| What is needed |
Transcribe the material below exactly as it appears.

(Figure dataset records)
::::

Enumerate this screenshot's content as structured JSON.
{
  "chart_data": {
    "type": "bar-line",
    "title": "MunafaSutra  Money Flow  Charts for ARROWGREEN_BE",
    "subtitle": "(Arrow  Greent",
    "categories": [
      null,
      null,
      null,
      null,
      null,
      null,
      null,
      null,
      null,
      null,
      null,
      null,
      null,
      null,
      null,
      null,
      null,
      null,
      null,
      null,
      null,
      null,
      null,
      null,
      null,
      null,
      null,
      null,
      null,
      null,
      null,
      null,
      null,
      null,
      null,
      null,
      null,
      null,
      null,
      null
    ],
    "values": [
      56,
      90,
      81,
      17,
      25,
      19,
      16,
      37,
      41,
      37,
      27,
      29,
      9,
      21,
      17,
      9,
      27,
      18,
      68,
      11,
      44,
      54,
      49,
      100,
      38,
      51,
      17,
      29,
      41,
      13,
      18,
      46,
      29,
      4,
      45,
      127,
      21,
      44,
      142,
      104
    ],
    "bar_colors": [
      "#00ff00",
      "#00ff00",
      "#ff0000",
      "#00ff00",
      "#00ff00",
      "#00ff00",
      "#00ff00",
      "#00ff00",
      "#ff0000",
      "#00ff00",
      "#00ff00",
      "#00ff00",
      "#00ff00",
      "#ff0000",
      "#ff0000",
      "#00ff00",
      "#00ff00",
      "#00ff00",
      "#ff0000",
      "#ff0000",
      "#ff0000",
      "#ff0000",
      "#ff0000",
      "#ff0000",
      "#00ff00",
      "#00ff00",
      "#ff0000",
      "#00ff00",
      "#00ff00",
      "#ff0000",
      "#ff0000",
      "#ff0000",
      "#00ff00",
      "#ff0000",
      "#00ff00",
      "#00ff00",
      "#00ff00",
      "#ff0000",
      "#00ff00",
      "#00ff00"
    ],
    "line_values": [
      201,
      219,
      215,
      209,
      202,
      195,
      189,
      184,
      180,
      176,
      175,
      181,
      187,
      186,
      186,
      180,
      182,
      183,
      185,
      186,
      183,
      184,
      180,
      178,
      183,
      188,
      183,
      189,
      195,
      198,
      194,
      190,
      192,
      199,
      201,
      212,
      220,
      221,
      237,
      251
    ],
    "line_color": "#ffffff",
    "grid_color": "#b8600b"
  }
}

::::

| Final answer |
Enumerate this screenshot's content as structured JSON.
{
  "chart_data": {
    "type": "bar-line",
    "title": "MunafaSutra  Money Flow  Charts for ARROWGREEN_BE",
    "subtitle": "(Arrow  Greent",
    "categories": [
      null,
      null,
      null,
      null,
      null,
      null,
      null,
      null,
      null,
      null,
      null,
      null,
      null,
      null,
      null,
      null,
      null,
      null,
      null,
      null,
      null,
      null,
      null,
      null,
      null,
      null,
      null,
      null,
      null,
      null,
      null,
      null,
      null,
      null,
      null,
      null,
      null,
      null,
      null,
      null
    ],
    "values": [
      56,
      90,
      81,
      17,
      25,
      19,
      16,
      37,
      41,
      37,
      27,
      29,
      9,
      21,
      17,
      9,
      27,
      18,
      68,
      11,
      44,
      54,
      49,
      100,
      38,
      51,
      17,
      29,
      41,
      13,
      18,
      46,
      29,
      4,
      45,
      127,
      21,
      44,
      142,
      104
    ],
    "bar_colors": [
      "#00ff00",
      "#00ff00",
      "#ff0000",
      "#00ff00",
      "#00ff00",
      "#00ff00",
      "#00ff00",
      "#00ff00",
      "#ff0000",
      "#00ff00",
      "#00ff00",
      "#00ff00",
      "#00ff00",
      "#ff0000",
      "#ff0000",
      "#00ff00",
      "#00ff00",
      "#00ff00",
      "#ff0000",
      "#ff0000",
      "#ff0000",
      "#ff0000",
      "#ff0000",
      "#ff0000",
      "#00ff00",
      "#00ff00",
      "#ff0000",
      "#00ff00",
      "#00ff00",
      "#ff0000",
      "#ff0000",
      "#ff0000",
      "#00ff00",
      "#ff0000",
      "#00ff00",
      "#00ff00",
      "#00ff00",
      "#ff0000",
      "#00ff00",
      "#00ff00"
    ],
    "line_values": [
      201,
      219,
      215,
      209,
      202,
      195,
      189,
      184,
      180,
      176,
      175,
      181,
      187,
      186,
      186,
      180,
      182,
      183,
      185,
      186,
      183,
      184,
      180,
      178,
      183,
      188,
      183,
      189,
      195,
      198,
      194,
      190,
      192,
      199,
      201,
      212,
      220,
      221,
      237,
      251
    ],
    "line_color": "#ffffff",
    "grid_color": "#b8600b"
  }
}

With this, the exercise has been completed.